**WHAT IS ASKED**
Return the lines below exactly, starting with the line that contains "OCR this image." and stopping after the last line.

**DATASET ENTRIES**
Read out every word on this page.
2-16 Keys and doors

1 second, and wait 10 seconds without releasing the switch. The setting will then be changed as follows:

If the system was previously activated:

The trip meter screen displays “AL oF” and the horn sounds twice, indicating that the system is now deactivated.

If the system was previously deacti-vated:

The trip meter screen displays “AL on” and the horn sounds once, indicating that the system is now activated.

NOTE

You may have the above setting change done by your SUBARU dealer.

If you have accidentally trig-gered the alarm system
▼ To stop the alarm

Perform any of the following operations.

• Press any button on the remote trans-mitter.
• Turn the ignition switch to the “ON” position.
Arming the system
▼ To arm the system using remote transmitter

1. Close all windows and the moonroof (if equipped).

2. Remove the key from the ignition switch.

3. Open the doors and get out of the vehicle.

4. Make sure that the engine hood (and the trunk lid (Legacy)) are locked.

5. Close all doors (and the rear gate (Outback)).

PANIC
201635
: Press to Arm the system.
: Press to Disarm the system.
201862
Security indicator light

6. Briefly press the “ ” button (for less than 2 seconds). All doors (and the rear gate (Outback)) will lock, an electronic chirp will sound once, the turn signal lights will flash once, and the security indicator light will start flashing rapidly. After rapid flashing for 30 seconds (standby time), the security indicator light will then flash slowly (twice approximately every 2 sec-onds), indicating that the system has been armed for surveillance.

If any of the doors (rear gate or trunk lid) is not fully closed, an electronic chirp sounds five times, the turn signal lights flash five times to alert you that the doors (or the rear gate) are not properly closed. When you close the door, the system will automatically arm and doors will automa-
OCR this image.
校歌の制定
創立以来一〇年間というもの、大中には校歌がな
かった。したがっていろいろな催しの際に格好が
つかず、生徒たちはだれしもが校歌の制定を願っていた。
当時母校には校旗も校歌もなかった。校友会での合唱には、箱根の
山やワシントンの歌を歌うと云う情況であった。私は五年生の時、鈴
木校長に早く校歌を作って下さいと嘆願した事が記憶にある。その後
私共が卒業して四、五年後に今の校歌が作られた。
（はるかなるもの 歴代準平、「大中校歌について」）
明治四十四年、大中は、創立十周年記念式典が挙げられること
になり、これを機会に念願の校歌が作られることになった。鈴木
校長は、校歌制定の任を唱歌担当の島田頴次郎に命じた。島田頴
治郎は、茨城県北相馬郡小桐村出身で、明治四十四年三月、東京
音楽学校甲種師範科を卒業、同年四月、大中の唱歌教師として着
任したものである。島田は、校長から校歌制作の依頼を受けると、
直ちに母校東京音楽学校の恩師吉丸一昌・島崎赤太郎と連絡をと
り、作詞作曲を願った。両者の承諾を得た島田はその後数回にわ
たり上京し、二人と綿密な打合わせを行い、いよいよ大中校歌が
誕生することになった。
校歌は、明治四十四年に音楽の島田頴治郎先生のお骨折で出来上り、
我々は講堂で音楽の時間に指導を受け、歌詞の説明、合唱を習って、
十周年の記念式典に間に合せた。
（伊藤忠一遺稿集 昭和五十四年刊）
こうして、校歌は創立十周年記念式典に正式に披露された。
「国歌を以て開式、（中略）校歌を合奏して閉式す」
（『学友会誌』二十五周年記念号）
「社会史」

**ANSWER**
OCR this image.
校歌の制定
創立以来一〇年間というもの、大中には校歌がな
かった。したがっていろいろな催しの際に格好が
つかず、生徒たちはだれしもが校歌の制定を願っていた。
当時母校には校旗も校歌もなかった。校友会での合唱には、箱根の
山やワシントンの歌を歌うと云う情況であった。私は五年生の時、鈴
木校長に早く校歌を作って下さいと嘆願した事が記憶にある。その後
私共が卒業して四、五年後に今の校歌が作られた。
（はるかなるもの 歴代準平、「大中校歌について」）
明治四十四年、大中は、創立十周年記念式典が挙げられること
になり、これを機会に念願の校歌が作られることになった。鈴木
校長は、校歌制定の任を唱歌担当の島田頴次郎に命じた。島田頴
治郎は、茨城県北相馬郡小桐村出身で、明治四十四年三月、東京
音楽学校甲種師範科を卒業、同年四月、大中の唱歌教師として着
任したものである。島田は、校長から校歌制作の依頼を受けると、
直ちに母校東京音楽学校の恩師吉丸一昌・島崎赤太郎と連絡をと
り、作詞作曲を願った。両者の承諾を得た島田はその後数回にわ
たり上京し、二人と綿密な打合わせを行い、いよいよ大中校歌が
誕生することになった。
校歌は、明治四十四年に音楽の島田頴治郎先生のお骨折で出来上り、
我々は講堂で音楽の時間に指導を受け、歌詞の説明、合唱を習って、
十周年の記念式典に間に合せた。
（伊藤忠一遺稿集 昭和五十四年刊）
こうして、校歌は創立十周年記念式典に正式に披露された。
「国歌を以て開式、（中略）校歌を合奏して閉式す」
（『学友会誌』二十五周年記念号）
「社会史」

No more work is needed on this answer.